# DATA EXCERPTS
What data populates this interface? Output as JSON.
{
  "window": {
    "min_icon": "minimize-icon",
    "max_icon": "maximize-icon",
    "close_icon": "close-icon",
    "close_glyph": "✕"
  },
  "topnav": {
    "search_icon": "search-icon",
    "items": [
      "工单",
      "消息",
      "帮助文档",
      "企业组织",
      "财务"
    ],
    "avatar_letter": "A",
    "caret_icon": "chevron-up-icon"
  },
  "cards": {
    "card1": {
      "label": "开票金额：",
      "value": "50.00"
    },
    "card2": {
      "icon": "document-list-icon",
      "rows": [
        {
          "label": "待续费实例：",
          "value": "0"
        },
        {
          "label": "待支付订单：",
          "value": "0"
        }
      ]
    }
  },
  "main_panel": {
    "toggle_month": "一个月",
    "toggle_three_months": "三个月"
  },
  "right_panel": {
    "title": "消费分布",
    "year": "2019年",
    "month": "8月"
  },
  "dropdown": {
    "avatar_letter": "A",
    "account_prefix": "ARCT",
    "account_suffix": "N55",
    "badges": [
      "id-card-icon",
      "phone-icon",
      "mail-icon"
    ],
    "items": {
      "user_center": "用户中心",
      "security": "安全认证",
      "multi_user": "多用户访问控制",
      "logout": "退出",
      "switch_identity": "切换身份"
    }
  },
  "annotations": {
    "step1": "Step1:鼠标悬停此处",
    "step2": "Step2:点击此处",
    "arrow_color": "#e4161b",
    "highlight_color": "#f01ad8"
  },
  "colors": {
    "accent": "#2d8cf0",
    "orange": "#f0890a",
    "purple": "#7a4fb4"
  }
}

--

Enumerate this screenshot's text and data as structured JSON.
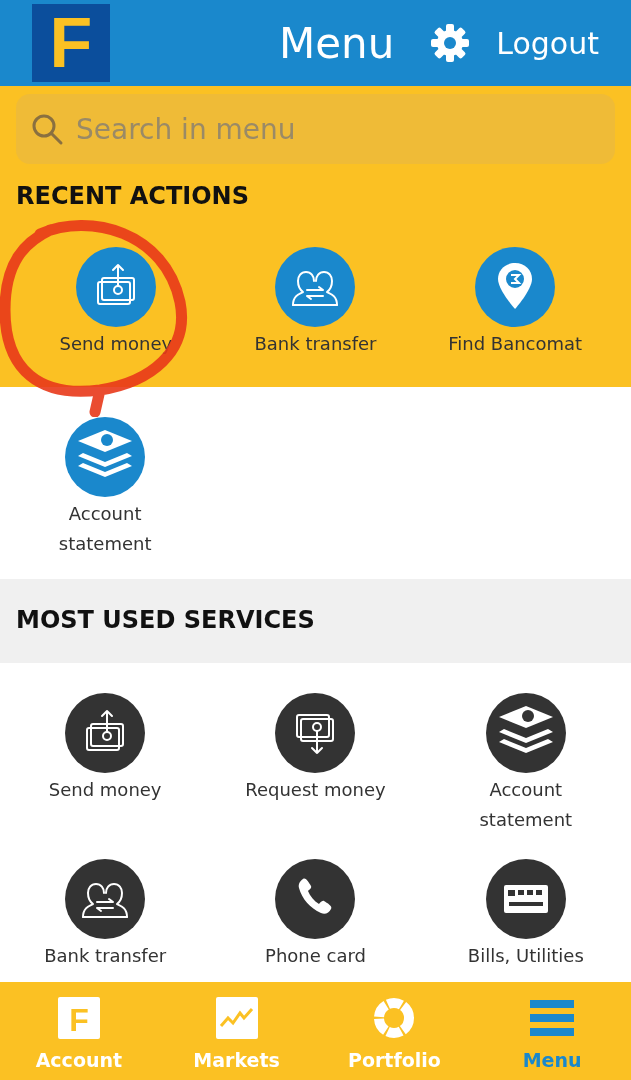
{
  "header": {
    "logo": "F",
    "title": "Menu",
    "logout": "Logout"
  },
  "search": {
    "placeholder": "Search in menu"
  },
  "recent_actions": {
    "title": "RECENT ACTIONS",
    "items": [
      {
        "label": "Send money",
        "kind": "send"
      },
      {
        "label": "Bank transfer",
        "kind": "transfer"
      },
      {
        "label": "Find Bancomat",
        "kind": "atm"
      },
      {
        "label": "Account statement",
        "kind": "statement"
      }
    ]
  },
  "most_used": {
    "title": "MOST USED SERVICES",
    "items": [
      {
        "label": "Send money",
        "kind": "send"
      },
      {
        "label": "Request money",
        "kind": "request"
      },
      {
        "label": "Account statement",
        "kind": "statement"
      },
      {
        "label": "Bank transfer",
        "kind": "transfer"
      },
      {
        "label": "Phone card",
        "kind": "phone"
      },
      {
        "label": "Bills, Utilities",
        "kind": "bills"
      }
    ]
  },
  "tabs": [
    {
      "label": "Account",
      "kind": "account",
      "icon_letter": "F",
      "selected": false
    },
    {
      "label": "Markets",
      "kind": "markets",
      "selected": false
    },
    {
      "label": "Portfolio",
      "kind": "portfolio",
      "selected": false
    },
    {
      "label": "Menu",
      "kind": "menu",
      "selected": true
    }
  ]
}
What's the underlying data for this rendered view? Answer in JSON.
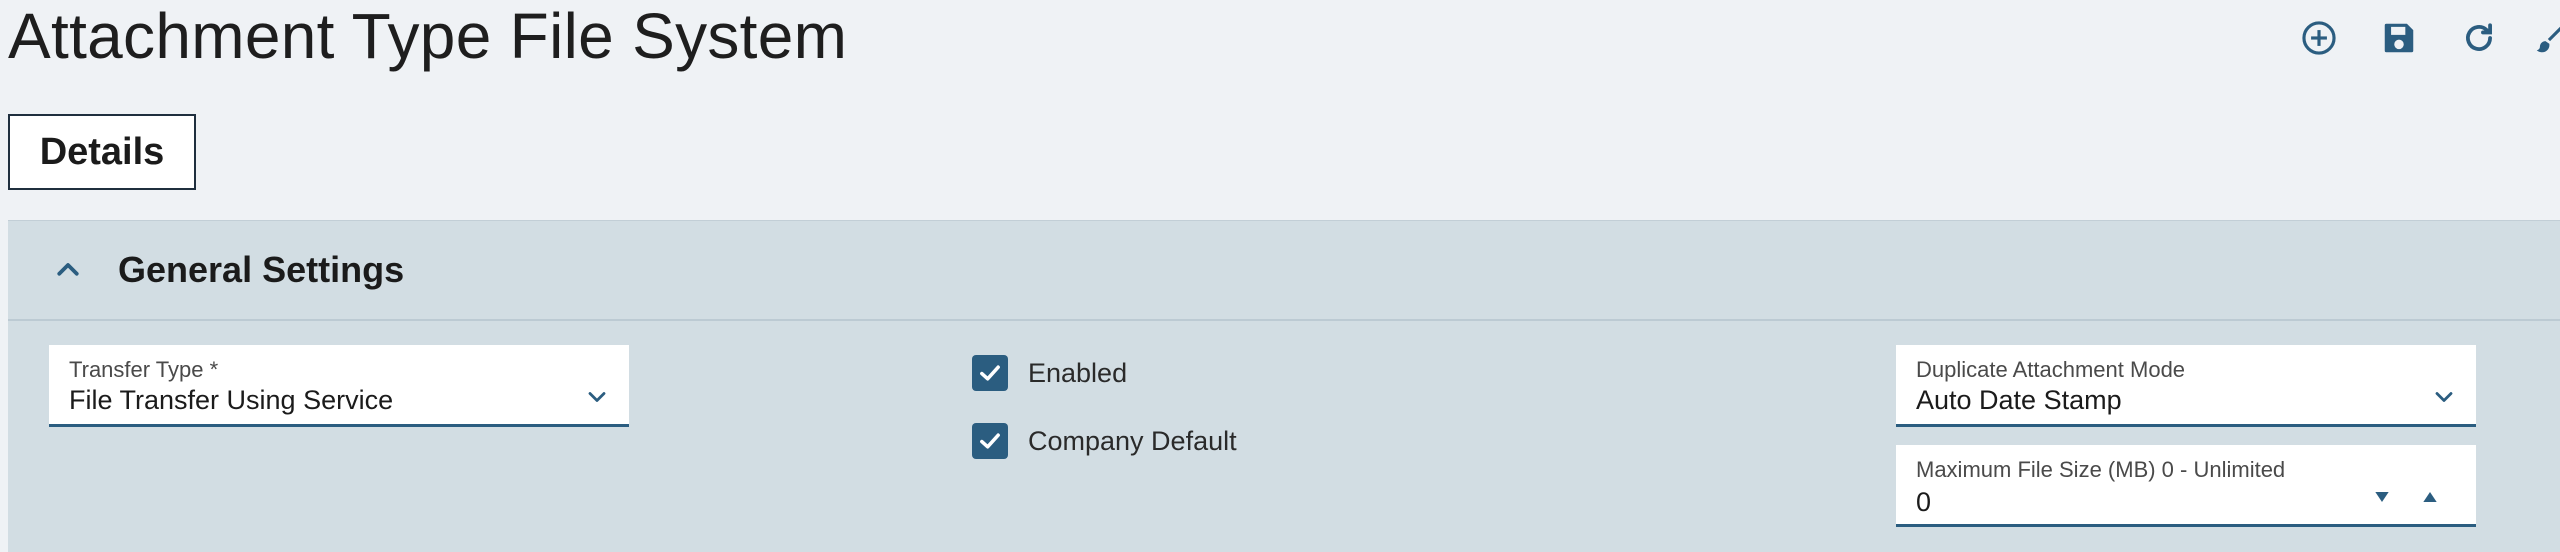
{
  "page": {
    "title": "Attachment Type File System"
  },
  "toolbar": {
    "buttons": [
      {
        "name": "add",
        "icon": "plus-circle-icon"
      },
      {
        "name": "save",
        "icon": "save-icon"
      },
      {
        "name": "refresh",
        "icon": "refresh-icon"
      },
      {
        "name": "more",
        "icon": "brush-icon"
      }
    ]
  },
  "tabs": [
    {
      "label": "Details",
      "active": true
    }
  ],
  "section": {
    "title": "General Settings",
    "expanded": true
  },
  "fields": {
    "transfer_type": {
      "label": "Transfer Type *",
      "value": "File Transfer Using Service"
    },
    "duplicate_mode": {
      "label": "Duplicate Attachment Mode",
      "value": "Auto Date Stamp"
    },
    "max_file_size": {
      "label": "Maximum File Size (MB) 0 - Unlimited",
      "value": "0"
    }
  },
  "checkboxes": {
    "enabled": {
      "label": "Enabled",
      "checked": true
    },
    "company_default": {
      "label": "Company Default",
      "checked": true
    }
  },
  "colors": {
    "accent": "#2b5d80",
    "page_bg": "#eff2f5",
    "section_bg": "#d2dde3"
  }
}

# WHAT IS REQUIRED
Show the lines of the records that contain the word "true".

# CORRECT RESULT
      "selected": true
      "active": true
    "expanded": true
      "checked": true
      "checked": true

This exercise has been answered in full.